[Coordinate annotation records]
-----
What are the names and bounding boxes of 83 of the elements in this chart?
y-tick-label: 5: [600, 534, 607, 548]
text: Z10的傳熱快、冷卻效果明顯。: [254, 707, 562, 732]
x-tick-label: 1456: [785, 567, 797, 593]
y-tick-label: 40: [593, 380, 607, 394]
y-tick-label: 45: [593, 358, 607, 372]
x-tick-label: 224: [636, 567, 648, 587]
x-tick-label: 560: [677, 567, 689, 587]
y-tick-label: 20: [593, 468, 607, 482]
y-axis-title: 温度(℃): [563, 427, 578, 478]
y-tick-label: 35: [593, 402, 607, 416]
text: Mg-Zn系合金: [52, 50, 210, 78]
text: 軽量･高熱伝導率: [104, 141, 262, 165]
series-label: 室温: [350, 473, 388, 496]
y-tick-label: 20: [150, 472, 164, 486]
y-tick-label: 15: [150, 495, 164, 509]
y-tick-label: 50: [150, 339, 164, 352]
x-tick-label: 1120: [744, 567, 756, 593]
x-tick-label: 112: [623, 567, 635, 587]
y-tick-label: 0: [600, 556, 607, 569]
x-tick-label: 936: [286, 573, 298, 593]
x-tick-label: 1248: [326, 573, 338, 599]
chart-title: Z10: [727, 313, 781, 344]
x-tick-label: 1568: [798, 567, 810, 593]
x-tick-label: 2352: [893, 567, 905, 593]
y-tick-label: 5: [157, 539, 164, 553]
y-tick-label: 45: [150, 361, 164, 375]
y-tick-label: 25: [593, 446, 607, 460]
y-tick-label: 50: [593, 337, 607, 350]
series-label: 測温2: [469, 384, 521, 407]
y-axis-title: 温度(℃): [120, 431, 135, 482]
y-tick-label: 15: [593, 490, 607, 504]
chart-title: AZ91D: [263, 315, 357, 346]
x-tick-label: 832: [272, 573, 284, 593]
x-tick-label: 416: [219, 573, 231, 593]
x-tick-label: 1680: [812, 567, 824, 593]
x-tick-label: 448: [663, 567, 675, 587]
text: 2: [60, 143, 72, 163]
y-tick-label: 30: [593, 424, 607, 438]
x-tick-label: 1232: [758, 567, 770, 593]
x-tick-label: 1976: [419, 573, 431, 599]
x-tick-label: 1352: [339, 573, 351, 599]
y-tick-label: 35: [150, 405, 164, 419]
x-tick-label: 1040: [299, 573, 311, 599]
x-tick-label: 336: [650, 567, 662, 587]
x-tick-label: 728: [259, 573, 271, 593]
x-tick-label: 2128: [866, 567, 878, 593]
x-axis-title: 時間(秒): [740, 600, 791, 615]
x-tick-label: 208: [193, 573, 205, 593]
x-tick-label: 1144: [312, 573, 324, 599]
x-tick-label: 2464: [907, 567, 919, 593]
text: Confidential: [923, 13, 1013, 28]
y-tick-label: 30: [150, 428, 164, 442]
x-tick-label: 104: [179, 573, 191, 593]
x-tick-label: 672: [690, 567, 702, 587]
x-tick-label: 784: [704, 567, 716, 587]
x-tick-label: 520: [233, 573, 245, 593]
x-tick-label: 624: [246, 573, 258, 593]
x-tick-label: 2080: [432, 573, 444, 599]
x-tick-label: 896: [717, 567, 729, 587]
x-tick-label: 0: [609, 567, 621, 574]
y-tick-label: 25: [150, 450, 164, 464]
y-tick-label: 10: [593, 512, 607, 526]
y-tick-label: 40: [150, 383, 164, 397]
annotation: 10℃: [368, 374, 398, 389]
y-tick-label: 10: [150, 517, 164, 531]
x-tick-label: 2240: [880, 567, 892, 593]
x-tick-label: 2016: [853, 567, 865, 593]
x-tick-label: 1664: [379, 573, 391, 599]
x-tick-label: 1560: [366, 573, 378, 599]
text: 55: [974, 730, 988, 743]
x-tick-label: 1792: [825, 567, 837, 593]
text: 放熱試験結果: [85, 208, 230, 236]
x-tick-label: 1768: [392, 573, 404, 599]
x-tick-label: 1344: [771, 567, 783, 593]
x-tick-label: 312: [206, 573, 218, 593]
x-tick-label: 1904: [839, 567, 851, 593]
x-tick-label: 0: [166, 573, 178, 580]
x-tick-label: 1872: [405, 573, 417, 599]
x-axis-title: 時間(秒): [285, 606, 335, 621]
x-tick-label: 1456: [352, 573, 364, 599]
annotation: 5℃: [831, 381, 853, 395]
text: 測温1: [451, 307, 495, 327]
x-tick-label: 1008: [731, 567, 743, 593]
-----
**Given task**
Copy every line of the rows above with no changes.

**Answer for this exercise**
What are the names and bounding boxes of 83 of the elements in this chart?
y-tick-label: 5: [600, 534, 607, 548]
text: Z10的傳熱快、冷卻效果明顯。: [254, 707, 562, 732]
x-tick-label: 1456: [785, 567, 797, 593]
y-tick-label: 40: [593, 380, 607, 394]
y-tick-label: 45: [593, 358, 607, 372]
x-tick-label: 224: [636, 567, 648, 587]
x-tick-label: 560: [677, 567, 689, 587]
y-tick-label: 20: [593, 468, 607, 482]
y-axis-title: 温度(℃): [563, 427, 578, 478]
y-tick-label: 35: [593, 402, 607, 416]
text: Mg-Zn系合金: [52, 50, 210, 78]
text: 軽量･高熱伝導率: [104, 141, 262, 165]
series-label: 室温: [350, 473, 388, 496]
y-tick-label: 20: [150, 472, 164, 486]
y-tick-label: 15: [150, 495, 164, 509]
y-tick-label: 50: [150, 339, 164, 352]
x-tick-label: 1120: [744, 567, 756, 593]
x-tick-label: 112: [623, 567, 635, 587]
y-tick-label: 0: [600, 556, 607, 569]
x-tick-label: 936: [286, 573, 298, 593]
x-tick-label: 1248: [326, 573, 338, 599]
chart-title: Z10: [727, 313, 781, 344]
x-tick-label: 1568: [798, 567, 810, 593]
x-tick-label: 2352: [893, 567, 905, 593]
y-tick-label: 5: [157, 539, 164, 553]
y-tick-label: 45: [150, 361, 164, 375]
y-tick-label: 25: [593, 446, 607, 460]
y-tick-label: 50: [593, 337, 607, 350]
series-label: 測温2: [469, 384, 521, 407]
y-axis-title: 温度(℃): [120, 431, 135, 482]
y-tick-label: 15: [593, 490, 607, 504]
chart-title: AZ91D: [263, 315, 357, 346]
x-tick-label: 832: [272, 573, 284, 593]
x-tick-label: 416: [219, 573, 231, 593]
x-tick-label: 1680: [812, 567, 824, 593]
x-tick-label: 448: [663, 567, 675, 587]
text: 2: [60, 143, 72, 163]
y-tick-label: 30: [593, 424, 607, 438]
x-tick-label: 1232: [758, 567, 770, 593]
x-tick-label: 1976: [419, 573, 431, 599]
x-tick-label: 1352: [339, 573, 351, 599]
y-tick-label: 35: [150, 405, 164, 419]
x-tick-label: 1040: [299, 573, 311, 599]
x-tick-label: 336: [650, 567, 662, 587]
x-tick-label: 728: [259, 573, 271, 593]
x-tick-label: 2128: [866, 567, 878, 593]
x-axis-title: 時間(秒): [740, 600, 791, 615]
x-tick-label: 208: [193, 573, 205, 593]
x-tick-label: 1144: [312, 573, 324, 599]
x-tick-label: 2464: [907, 567, 919, 593]
text: Confidential: [923, 13, 1013, 28]
y-tick-label: 30: [150, 428, 164, 442]
x-tick-label: 104: [179, 573, 191, 593]
x-tick-label: 672: [690, 567, 702, 587]
x-tick-label: 784: [704, 567, 716, 587]
x-tick-label: 520: [233, 573, 245, 593]
x-tick-label: 624: [246, 573, 258, 593]
x-tick-label: 2080: [432, 573, 444, 599]
x-tick-label: 896: [717, 567, 729, 587]
x-tick-label: 0: [609, 567, 621, 574]
y-tick-label: 25: [150, 450, 164, 464]
y-tick-label: 10: [593, 512, 607, 526]
y-tick-label: 40: [150, 383, 164, 397]
annotation: 10℃: [368, 374, 398, 389]
y-tick-label: 10: [150, 517, 164, 531]
x-tick-label: 2240: [880, 567, 892, 593]
x-tick-label: 2016: [853, 567, 865, 593]
x-tick-label: 1664: [379, 573, 391, 599]
x-tick-label: 1560: [366, 573, 378, 599]
text: 55: [974, 730, 988, 743]
x-tick-label: 1792: [825, 567, 837, 593]
text: 放熱試験結果: [85, 208, 230, 236]
x-tick-label: 1768: [392, 573, 404, 599]
x-tick-label: 1344: [771, 567, 783, 593]
x-tick-label: 312: [206, 573, 218, 593]
x-tick-label: 1904: [839, 567, 851, 593]
x-tick-label: 0: [166, 573, 178, 580]
x-tick-label: 1872: [405, 573, 417, 599]
x-axis-title: 時間(秒): [285, 606, 335, 621]
x-tick-label: 1456: [352, 573, 364, 599]
annotation: 5℃: [831, 381, 853, 395]
text: 測温1: [451, 307, 495, 327]
x-tick-label: 1008: [731, 567, 743, 593]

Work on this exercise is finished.